Reproduce every line of the entries below verbatim, changing nothing.

-- start Input data --

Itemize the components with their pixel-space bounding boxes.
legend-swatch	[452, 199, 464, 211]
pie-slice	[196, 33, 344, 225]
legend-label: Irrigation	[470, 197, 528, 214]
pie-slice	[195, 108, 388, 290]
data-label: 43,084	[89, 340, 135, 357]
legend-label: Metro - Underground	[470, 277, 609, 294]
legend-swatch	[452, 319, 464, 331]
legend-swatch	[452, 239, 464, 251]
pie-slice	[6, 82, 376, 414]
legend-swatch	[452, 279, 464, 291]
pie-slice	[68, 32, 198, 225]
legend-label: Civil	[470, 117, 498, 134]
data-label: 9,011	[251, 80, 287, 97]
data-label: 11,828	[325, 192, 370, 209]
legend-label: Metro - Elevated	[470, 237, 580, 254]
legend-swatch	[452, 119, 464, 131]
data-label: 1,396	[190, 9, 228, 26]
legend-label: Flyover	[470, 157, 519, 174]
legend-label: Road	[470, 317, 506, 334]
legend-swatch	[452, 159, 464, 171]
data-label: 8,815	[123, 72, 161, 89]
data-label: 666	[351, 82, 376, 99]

-- end Input data --

**Solution to this exercise:**
Itemize the components with their pixel-space bounding boxes.
legend-swatch	[452, 199, 464, 211]
pie-slice	[196, 33, 344, 225]
legend-label: Irrigation	[470, 197, 528, 214]
pie-slice	[195, 108, 388, 290]
data-label: 43,084	[89, 340, 135, 357]
legend-label: Metro - Underground	[470, 277, 609, 294]
legend-swatch	[452, 319, 464, 331]
legend-swatch	[452, 239, 464, 251]
pie-slice	[6, 82, 376, 414]
legend-swatch	[452, 279, 464, 291]
pie-slice	[68, 32, 198, 225]
legend-label: Civil	[470, 117, 498, 134]
data-label: 9,011	[251, 80, 287, 97]
data-label: 11,828	[325, 192, 370, 209]
legend-label: Metro - Elevated	[470, 237, 580, 254]
legend-swatch	[452, 119, 464, 131]
data-label: 1,396	[190, 9, 228, 26]
legend-label: Flyover	[470, 157, 519, 174]
legend-label: Road	[470, 317, 506, 334]
legend-swatch	[452, 159, 464, 171]
data-label: 8,815	[123, 72, 161, 89]
data-label: 666	[351, 82, 376, 99]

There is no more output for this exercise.